Without the pictures, give the entries below again exactly as written.
[Start Extracted material]
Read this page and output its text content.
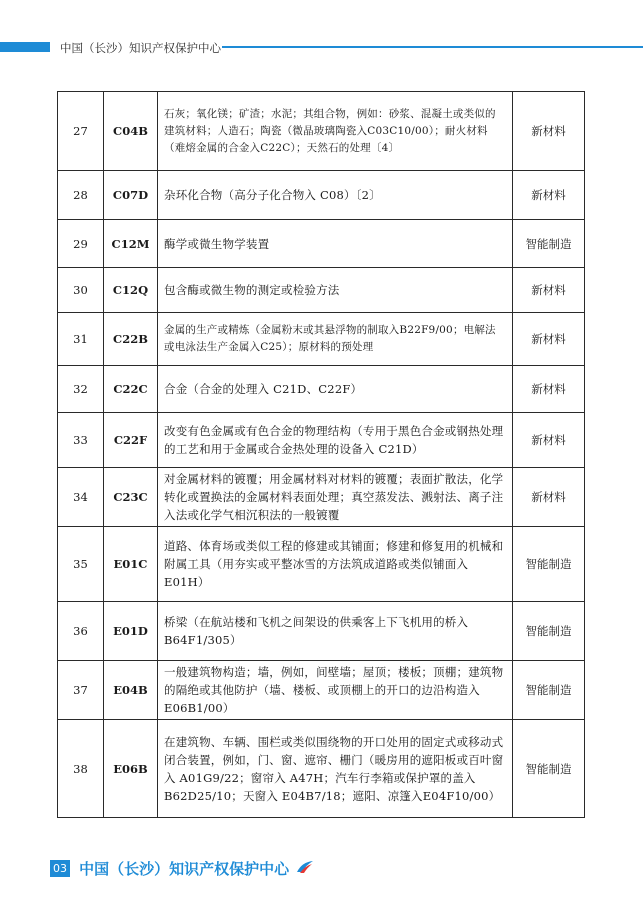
中国（长沙）知识产权保护中心
27	C04B	石灰；氧化镁；矿渣；水泥；其组合物，例如：砂浆、混凝土或类似的建筑材料；人造石；陶瓷（微晶玻璃陶瓷入C03C10/00）；耐火材料（难熔金属的合金入C22C）；天然石的处理〔4〕	新材料
28	C07D	杂环化合物（高分子化合物入 C08）〔2〕	新材料
29	C12M	酶学或微生物学装置	智能制造
30	C12Q	包含酶或微生物的测定或检验方法	新材料
31	C22B	金属的生产或精炼（金属粉末或其悬浮物的制取入B22F9/00；电解法或电泳法生产金属入C25）；原材料的预处理	新材料
32	C22C	合金（合金的处理入 C21D、C22F）	新材料
33	C22F	改变有色金属或有色合金的物理结构（专用于黑色合金或钢热处理的工艺和用于金属或合金热处理的设备入 C21D）	新材料
34	C23C	对金属材料的镀覆；用金属材料对材料的镀覆；表面扩散法，化学转化或置换法的金属材料表面处理；真空蒸发法、溅射法、离子注入法或化学气相沉积法的一般镀覆	新材料
35	E01C	道路、体育场或类似工程的修建或其铺面；修建和修复用的机械和附属工具（用夯实或平整冰雪的方法筑成道路或类似铺面入 E01H）	智能制造
36	E01D	桥梁（在航站楼和飞机之间架设的供乘客上下飞机用的桥入B64F1/305）	智能制造
37	E04B	一般建筑物构造；墙，例如，间壁墙；屋顶；楼板；顶棚；建筑物的隔绝或其他防护（墙、楼板、或顶棚上的开口的边沿构造入 E06B1/00）	智能制造
38	E06B	在建筑物、车辆、围栏或类似围绕物的开口处用的固定式或移动式闭合装置，例如，门、窗、遮帘、栅门（暖房用的遮阳板或百叶窗入 A01G9/22；窗帘入 A47H；汽车行李箱或保护罩的盖入 B62D25/10；天窗入 E04B7/18；遮阳、凉篷入E04F10/00）	智能制造
03 中国（长沙）知识产权保护中心
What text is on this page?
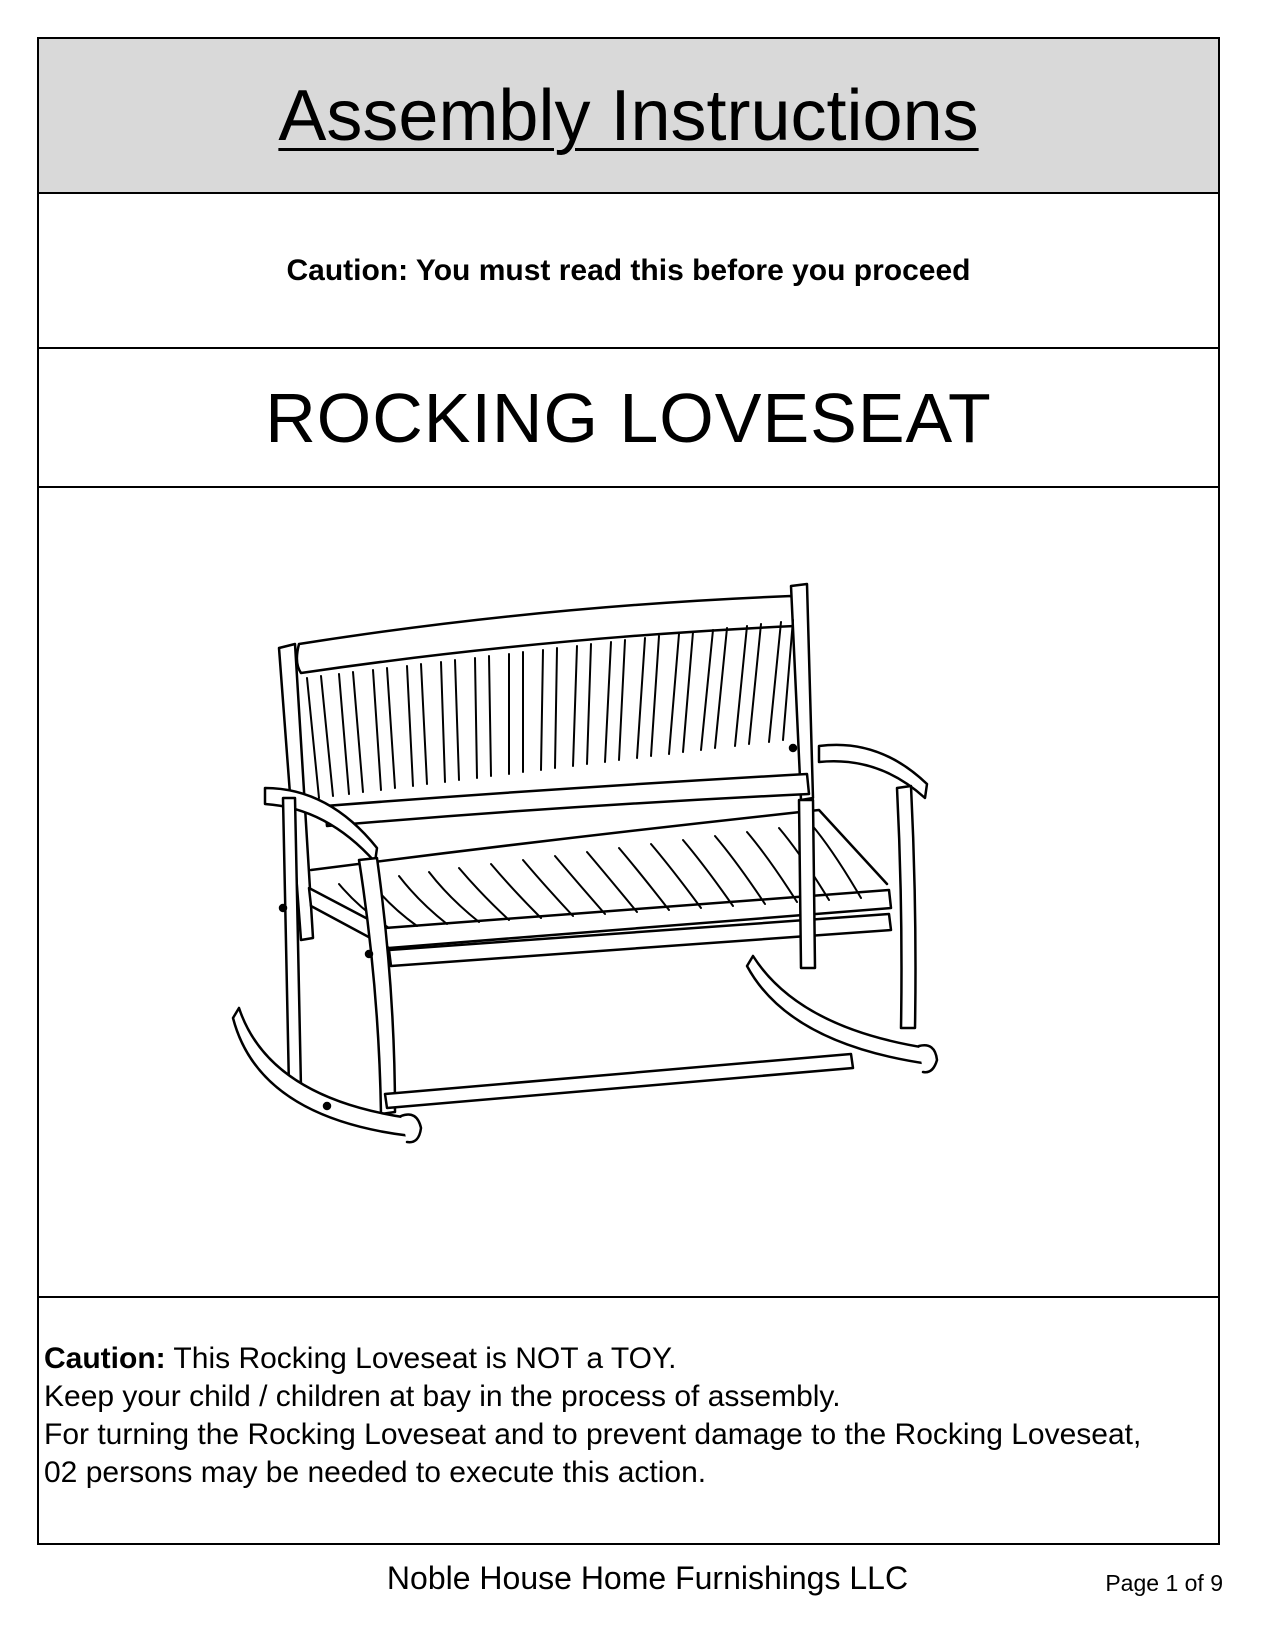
Assembly Instructions

Caution: You must read this before you proceed

ROCKING LOVESEAT

Caution: This Rocking Loveseat is NOT a TOY.

Keep your child / children at bay in the process of assembly.

For turning the Rocking Loveseat and to prevent damage to the Rocking Loveseat,

02 persons may be needed to execute this action.

Noble House Home Furnishings LLC	Page 1 of 9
[End Extracted material]
> [Complete response]:
Read this page and output its text content.
中国（长沙）知识产权保护中心
27	C04B	石灰；氧化镁；矿渣；水泥；其组合物，例如：砂浆、混凝土或类似的建筑材料；人造石；陶瓷（微晶玻璃陶瓷入C03C10/00）；耐火材料（难熔金属的合金入C22C）；天然石的处理〔4〕	新材料
28	C07D	杂环化合物（高分子化合物入 C08）〔2〕	新材料
29	C12M	酶学或微生物学装置	智能制造
30	C12Q	包含酶或微生物的测定或检验方法	新材料
31	C22B	金属的生产或精炼（金属粉末或其悬浮物的制取入B22F9/00；电解法或电泳法生产金属入C25）；原材料的预处理	新材料
32	C22C	合金（合金的处理入 C21D、C22F）	新材料
33	C22F	改变有色金属或有色合金的物理结构（专用于黑色合金或钢热处理的工艺和用于金属或合金热处理的设备入 C21D）	新材料
34	C23C	对金属材料的镀覆；用金属材料对材料的镀覆；表面扩散法，化学转化或置换法的金属材料表面处理；真空蒸发法、溅射法、离子注入法或化学气相沉积法的一般镀覆	新材料
35	E01C	道路、体育场或类似工程的修建或其铺面；修建和修复用的机械和附属工具（用夯实或平整冰雪的方法筑成道路或类似铺面入 E01H）	智能制造
36	E01D	桥梁（在航站楼和飞机之间架设的供乘客上下飞机用的桥入B64F1/305）	智能制造
37	E04B	一般建筑物构造；墙，例如，间壁墙；屋顶；楼板；顶棚；建筑物的隔绝或其他防护（墙、楼板、或顶棚上的开口的边沿构造入 E06B1/00）	智能制造
38	E06B	在建筑物、车辆、围栏或类似围绕物的开口处用的固定式或移动式闭合装置，例如，门、窗、遮帘、栅门（暖房用的遮阳板或百叶窗入 A01G9/22；窗帘入 A47H；汽车行李箱或保护罩的盖入 B62D25/10；天窗入 E04B7/18；遮阳、凉篷入E04F10/00）	智能制造
03 中国（长沙）知识产权保护中心
What text is on this page?
Assembly Instructions

Caution: You must read this before you proceed

ROCKING LOVESEAT

Caution: This Rocking Loveseat is NOT a TOY.

Keep your child / children at bay in the process of assembly.

For turning the Rocking Loveseat and to prevent damage to the Rocking Loveseat,

02 persons may be needed to execute this action.

Noble House Home Furnishings LLC	Page 1 of 9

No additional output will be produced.